> _Given records_:
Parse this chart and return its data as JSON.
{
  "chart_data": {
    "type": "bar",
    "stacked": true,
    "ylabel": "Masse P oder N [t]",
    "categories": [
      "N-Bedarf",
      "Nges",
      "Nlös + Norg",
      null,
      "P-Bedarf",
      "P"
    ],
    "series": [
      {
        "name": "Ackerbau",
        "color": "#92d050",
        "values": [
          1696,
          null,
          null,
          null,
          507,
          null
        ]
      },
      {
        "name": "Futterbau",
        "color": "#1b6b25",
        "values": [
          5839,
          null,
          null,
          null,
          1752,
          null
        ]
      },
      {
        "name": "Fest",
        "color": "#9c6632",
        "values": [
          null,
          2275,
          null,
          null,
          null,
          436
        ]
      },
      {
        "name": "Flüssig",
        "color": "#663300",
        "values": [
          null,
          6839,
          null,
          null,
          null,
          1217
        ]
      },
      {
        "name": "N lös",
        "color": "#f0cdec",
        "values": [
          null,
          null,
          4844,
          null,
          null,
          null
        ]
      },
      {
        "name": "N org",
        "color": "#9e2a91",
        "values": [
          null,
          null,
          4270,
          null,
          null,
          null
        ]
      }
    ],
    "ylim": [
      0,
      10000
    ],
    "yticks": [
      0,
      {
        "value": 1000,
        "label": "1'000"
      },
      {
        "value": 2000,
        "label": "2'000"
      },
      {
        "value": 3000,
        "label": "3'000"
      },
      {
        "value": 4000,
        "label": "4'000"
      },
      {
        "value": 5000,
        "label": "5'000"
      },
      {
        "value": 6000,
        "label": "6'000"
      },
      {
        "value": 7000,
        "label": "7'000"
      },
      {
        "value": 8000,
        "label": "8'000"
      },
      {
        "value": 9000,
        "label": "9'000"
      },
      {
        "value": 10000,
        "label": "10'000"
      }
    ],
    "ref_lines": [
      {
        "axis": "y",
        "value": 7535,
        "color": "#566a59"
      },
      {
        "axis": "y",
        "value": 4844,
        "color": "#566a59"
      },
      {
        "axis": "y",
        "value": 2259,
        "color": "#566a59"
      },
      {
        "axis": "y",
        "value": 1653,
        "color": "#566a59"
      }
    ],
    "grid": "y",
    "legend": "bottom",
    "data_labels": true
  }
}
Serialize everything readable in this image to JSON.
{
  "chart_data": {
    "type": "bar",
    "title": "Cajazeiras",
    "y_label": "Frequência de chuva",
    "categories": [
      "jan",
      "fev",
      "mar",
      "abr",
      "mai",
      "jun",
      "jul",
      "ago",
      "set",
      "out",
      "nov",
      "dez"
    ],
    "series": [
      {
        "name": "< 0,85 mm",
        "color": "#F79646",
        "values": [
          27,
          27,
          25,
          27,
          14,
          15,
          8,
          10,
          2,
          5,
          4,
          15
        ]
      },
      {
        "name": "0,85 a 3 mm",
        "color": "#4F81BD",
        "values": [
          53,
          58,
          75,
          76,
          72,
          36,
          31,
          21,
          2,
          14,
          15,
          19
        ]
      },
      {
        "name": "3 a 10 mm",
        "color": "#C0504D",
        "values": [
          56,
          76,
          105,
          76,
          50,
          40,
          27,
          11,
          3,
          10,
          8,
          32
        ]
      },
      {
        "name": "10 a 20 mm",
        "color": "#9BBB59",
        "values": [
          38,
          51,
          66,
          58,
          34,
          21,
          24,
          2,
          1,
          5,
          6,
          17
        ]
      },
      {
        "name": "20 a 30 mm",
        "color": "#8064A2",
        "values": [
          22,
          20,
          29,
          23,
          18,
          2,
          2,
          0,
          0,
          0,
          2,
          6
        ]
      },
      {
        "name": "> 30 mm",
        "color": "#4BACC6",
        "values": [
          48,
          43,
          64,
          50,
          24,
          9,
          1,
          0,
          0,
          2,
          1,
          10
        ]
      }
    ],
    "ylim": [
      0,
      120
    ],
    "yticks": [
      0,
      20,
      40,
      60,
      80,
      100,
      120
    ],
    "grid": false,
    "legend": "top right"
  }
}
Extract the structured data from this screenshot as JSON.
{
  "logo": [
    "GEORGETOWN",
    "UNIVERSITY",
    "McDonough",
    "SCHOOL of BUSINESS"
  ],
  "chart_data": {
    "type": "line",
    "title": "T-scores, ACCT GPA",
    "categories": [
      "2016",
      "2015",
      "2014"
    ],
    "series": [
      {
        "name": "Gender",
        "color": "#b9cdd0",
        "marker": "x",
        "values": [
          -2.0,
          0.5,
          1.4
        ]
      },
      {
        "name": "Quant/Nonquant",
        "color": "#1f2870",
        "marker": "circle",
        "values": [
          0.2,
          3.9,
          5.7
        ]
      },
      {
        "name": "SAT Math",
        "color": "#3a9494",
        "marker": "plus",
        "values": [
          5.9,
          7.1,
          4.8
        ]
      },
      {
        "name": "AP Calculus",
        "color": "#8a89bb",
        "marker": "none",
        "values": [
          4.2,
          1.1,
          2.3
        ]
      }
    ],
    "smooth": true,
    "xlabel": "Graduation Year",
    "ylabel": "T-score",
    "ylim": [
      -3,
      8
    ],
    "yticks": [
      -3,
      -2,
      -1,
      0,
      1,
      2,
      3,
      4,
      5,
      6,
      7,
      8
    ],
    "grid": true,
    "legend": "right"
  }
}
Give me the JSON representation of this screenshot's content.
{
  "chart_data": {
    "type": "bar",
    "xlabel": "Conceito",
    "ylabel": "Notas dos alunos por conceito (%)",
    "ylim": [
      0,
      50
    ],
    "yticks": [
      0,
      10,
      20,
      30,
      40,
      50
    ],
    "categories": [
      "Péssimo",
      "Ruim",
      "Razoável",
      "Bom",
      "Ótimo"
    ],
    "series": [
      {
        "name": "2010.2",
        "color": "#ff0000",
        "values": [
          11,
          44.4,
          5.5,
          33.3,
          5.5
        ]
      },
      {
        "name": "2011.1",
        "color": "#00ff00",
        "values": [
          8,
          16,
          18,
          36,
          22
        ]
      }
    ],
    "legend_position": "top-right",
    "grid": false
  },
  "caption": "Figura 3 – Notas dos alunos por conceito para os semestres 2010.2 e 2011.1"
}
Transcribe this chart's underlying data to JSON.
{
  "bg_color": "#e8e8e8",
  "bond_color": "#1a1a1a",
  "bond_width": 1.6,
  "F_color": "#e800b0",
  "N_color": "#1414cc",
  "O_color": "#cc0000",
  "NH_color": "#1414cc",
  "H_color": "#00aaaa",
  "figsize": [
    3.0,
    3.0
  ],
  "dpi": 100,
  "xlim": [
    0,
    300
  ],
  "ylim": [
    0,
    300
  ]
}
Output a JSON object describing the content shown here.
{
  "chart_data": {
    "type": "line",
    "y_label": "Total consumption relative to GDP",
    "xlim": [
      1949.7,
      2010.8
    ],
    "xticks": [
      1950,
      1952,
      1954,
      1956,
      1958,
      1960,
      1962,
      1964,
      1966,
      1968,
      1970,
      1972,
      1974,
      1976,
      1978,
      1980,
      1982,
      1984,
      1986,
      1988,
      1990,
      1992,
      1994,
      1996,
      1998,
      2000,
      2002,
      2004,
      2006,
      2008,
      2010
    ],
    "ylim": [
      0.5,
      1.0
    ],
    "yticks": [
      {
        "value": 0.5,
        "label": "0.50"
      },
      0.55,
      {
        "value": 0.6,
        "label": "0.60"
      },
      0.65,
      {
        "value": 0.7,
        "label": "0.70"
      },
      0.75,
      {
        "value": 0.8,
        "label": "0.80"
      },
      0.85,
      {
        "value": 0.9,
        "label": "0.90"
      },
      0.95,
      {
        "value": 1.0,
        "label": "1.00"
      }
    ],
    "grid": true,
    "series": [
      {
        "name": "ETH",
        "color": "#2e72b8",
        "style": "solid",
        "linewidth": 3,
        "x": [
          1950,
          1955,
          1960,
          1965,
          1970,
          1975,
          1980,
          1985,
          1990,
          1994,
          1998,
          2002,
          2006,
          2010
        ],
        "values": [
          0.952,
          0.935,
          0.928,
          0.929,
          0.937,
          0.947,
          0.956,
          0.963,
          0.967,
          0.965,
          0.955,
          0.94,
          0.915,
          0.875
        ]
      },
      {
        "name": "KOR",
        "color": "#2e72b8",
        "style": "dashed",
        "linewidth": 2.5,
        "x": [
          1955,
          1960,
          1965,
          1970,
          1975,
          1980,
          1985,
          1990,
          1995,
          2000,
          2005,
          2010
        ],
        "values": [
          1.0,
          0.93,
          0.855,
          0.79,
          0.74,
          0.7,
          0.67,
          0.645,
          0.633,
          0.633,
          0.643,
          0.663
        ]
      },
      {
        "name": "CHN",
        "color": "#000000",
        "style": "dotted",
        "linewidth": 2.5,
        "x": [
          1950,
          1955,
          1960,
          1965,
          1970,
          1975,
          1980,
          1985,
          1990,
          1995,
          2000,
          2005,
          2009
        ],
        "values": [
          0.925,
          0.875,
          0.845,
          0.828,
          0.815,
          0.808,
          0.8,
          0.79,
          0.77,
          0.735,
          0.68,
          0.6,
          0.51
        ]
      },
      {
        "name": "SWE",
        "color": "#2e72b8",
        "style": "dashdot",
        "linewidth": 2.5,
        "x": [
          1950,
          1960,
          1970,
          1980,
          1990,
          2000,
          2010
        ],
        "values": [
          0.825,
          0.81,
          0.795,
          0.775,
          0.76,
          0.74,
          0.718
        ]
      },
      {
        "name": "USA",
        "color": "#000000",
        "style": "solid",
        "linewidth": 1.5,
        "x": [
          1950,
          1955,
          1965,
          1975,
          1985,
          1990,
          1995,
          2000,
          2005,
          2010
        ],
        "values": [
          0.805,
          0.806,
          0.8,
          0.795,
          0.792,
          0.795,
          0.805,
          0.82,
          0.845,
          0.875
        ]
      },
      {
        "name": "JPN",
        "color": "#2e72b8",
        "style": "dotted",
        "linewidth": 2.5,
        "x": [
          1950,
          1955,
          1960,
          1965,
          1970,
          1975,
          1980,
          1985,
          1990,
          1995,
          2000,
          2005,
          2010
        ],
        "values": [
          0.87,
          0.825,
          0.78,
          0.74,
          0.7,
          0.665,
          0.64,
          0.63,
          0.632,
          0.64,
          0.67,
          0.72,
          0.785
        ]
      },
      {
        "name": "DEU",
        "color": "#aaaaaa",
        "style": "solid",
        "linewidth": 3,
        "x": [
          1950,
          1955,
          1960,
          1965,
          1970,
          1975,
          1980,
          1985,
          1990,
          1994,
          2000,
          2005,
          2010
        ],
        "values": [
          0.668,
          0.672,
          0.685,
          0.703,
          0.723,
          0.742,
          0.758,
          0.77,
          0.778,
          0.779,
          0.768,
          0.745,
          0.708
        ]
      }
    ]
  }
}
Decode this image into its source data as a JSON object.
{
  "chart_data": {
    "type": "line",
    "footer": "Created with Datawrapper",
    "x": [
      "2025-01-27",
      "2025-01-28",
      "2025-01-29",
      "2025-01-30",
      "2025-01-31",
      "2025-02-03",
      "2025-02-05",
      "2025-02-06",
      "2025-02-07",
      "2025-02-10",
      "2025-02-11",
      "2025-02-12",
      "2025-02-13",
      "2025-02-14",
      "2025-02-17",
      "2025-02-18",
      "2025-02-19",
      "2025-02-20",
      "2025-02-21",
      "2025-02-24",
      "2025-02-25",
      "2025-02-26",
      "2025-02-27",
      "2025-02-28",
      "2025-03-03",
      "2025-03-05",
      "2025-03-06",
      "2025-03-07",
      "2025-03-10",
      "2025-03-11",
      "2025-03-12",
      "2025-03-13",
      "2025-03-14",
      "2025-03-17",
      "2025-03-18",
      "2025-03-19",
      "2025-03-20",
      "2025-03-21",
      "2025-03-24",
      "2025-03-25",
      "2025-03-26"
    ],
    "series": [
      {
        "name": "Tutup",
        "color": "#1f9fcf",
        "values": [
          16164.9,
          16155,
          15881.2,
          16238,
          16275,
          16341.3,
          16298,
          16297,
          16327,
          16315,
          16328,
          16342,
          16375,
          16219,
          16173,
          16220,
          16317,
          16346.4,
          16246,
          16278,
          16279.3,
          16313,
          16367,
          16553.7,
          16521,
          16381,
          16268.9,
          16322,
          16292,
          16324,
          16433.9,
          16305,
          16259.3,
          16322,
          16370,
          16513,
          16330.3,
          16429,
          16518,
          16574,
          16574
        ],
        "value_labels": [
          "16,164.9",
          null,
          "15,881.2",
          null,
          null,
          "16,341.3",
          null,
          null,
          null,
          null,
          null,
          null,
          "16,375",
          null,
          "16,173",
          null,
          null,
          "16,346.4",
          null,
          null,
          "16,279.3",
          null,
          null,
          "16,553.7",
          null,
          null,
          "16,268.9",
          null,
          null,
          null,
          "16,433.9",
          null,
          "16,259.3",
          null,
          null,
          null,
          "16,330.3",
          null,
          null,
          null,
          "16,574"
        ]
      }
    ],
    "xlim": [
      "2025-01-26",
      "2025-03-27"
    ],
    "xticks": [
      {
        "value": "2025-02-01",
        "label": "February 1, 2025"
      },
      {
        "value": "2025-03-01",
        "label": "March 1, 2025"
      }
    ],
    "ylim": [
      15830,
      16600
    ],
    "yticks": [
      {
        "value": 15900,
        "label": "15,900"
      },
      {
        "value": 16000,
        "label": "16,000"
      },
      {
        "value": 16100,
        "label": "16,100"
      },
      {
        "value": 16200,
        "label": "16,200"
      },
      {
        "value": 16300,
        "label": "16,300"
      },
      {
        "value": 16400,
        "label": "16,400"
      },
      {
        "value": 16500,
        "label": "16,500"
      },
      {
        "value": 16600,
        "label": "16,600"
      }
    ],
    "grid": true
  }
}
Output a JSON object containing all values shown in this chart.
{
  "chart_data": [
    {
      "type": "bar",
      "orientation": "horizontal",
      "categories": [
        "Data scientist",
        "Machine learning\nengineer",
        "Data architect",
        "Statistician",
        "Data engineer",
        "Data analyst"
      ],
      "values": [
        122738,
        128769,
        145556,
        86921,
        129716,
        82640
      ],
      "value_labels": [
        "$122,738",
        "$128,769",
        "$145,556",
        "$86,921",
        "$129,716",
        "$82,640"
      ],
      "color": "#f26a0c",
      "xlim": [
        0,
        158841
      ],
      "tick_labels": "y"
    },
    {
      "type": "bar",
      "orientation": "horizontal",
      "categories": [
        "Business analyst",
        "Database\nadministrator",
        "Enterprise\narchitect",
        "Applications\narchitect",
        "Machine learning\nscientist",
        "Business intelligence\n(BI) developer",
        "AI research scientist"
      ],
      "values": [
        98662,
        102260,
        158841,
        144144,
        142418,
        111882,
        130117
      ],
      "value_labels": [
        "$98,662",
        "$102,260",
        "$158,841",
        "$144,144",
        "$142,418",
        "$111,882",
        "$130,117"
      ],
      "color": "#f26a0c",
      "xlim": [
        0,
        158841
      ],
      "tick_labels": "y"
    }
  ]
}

> _Your task_: Search the data for the word "Output" and copy each line where it appears.

> _Written answer_:
Output a JSON object describing the content shown here.
Output a JSON object containing all values shown in this chart.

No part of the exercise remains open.